EXERCISE TASK:
Type out all the records word for word. Any pictures are to be left out.

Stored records
────────
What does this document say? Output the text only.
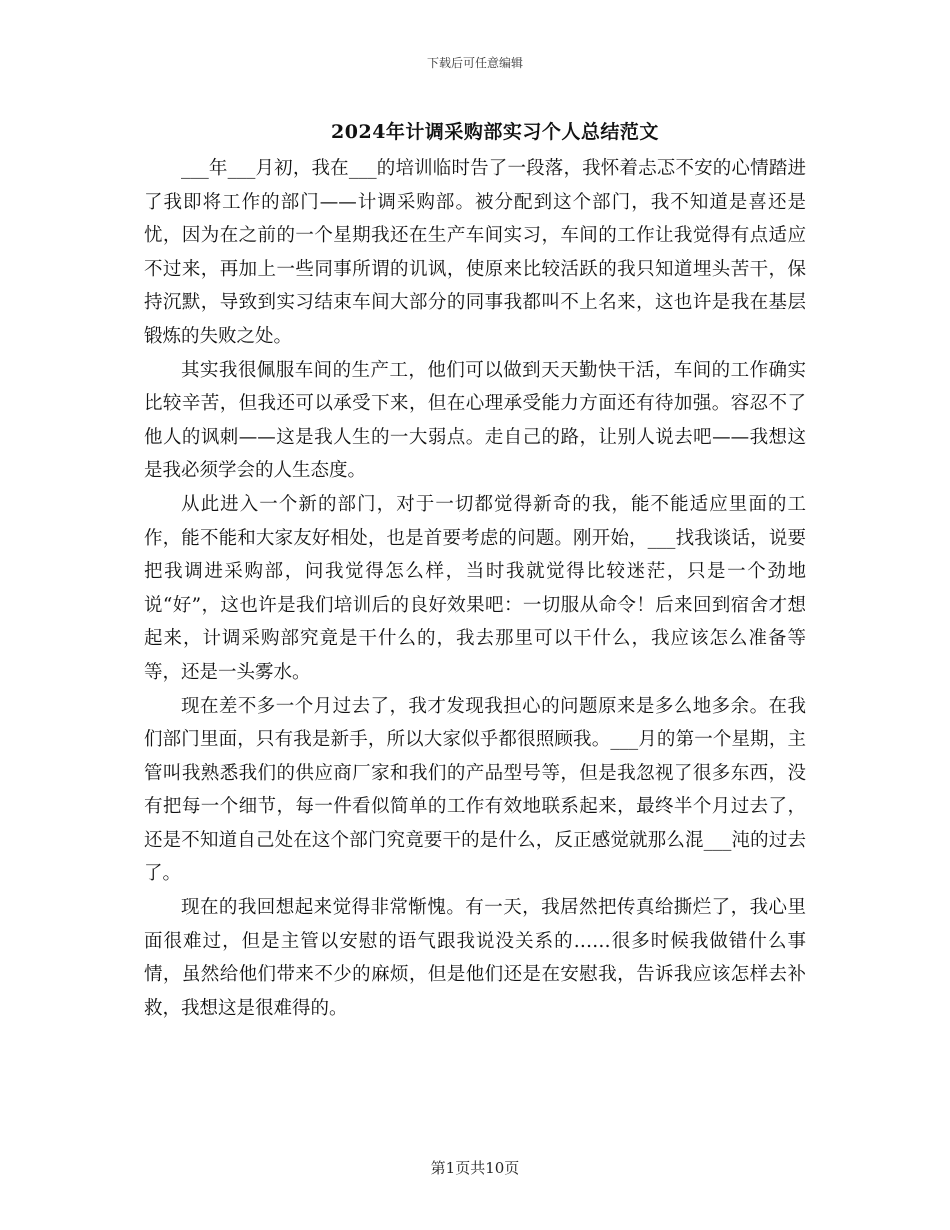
下载后可任意编辑
2024年计调采购部实习个人总结范文

___年___月初，我在___的培训临时告了一段落，我怀着忐忑不安的心情踏进了我即将工作的部门——计调采购部。被分配到这个部门，我不知道是喜还是忧，因为在之前的一个星期我还在生产车间实习，车间的工作让我觉得有点适应不过来，再加上一些同事所谓的讥讽，使原来比较活跃的我只知道埋头苦干，保持沉默，导致到实习结束车间大部分的同事我都叫不上名来，这也许是我在基层锻炼的失败之处。

其实我很佩服车间的生产工，他们可以做到天天勤快干活，车间的工作确实比较辛苦，但我还可以承受下来，但在心理承受能力方面还有待加强。容忍不了他人的讽刺——这是我人生的一大弱点。走自己的路，让别人说去吧——我想这是我必须学会的人生态度。

从此进入一个新的部门，对于一切都觉得新奇的我，能不能适应里面的工作，能不能和大家友好相处，也是首要考虑的问题。刚开始，___找我谈话，说要把我调进采购部，问我觉得怎么样，当时我就觉得比较迷茫，只是一个劲地说“好”，这也许是我们培训后的良好效果吧：一切服从命令！后来回到宿舍才想起来，计调采购部究竟是干什么的，我去那里可以干什么，我应该怎么准备等等，还是一头雾水。

现在差不多一个月过去了，我才发现我担心的问题原来是多么地多余。在我们部门里面，只有我是新手，所以大家似乎都很照顾我。___月的第一个星期，主管叫我熟悉我们的供应商厂家和我们的产品型号等，但是我忽视了很多东西，没有把每一个细节，每一件看似简单的工作有效地联系起来，最终半个月过去了，还是不知道自己处在这个部门究竟要干的是什么，反正感觉就那么混___沌的过去了。

现在的我回想起来觉得非常惭愧。有一天，我居然把传真给撕烂了，我心里面很难过，但是主管以安慰的语气跟我说没关系的……很多时候我做错什么事情，虽然给他们带来不少的麻烦，但是他们还是在安慰我，告诉我应该怎样去补救，我想这是很难得的。

第1页共10页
────────
CORRECT ANSWER:
What does this document say? Output the text only.
下载后可任意编辑
2024年计调采购部实习个人总结范文

___年___月初，我在___的培训临时告了一段落，我怀着忐忑不安的心情踏进了我即将工作的部门——计调采购部。被分配到这个部门，我不知道是喜还是忧，因为在之前的一个星期我还在生产车间实习，车间的工作让我觉得有点适应不过来，再加上一些同事所谓的讥讽，使原来比较活跃的我只知道埋头苦干，保持沉默，导致到实习结束车间大部分的同事我都叫不上名来，这也许是我在基层锻炼的失败之处。

其实我很佩服车间的生产工，他们可以做到天天勤快干活，车间的工作确实比较辛苦，但我还可以承受下来，但在心理承受能力方面还有待加强。容忍不了他人的讽刺——这是我人生的一大弱点。走自己的路，让别人说去吧——我想这是我必须学会的人生态度。

从此进入一个新的部门，对于一切都觉得新奇的我，能不能适应里面的工作，能不能和大家友好相处，也是首要考虑的问题。刚开始，___找我谈话，说要把我调进采购部，问我觉得怎么样，当时我就觉得比较迷茫，只是一个劲地说“好”，这也许是我们培训后的良好效果吧：一切服从命令！后来回到宿舍才想起来，计调采购部究竟是干什么的，我去那里可以干什么，我应该怎么准备等等，还是一头雾水。

现在差不多一个月过去了，我才发现我担心的问题原来是多么地多余。在我们部门里面，只有我是新手，所以大家似乎都很照顾我。___月的第一个星期，主管叫我熟悉我们的供应商厂家和我们的产品型号等，但是我忽视了很多东西，没有把每一个细节，每一件看似简单的工作有效地联系起来，最终半个月过去了，还是不知道自己处在这个部门究竟要干的是什么，反正感觉就那么混___沌的过去了。

现在的我回想起来觉得非常惭愧。有一天，我居然把传真给撕烂了，我心里面很难过，但是主管以安慰的语气跟我说没关系的……很多时候我做错什么事情，虽然给他们带来不少的麻烦，但是他们还是在安慰我，告诉我应该怎样去补救，我想这是很难得的。

第1页共10页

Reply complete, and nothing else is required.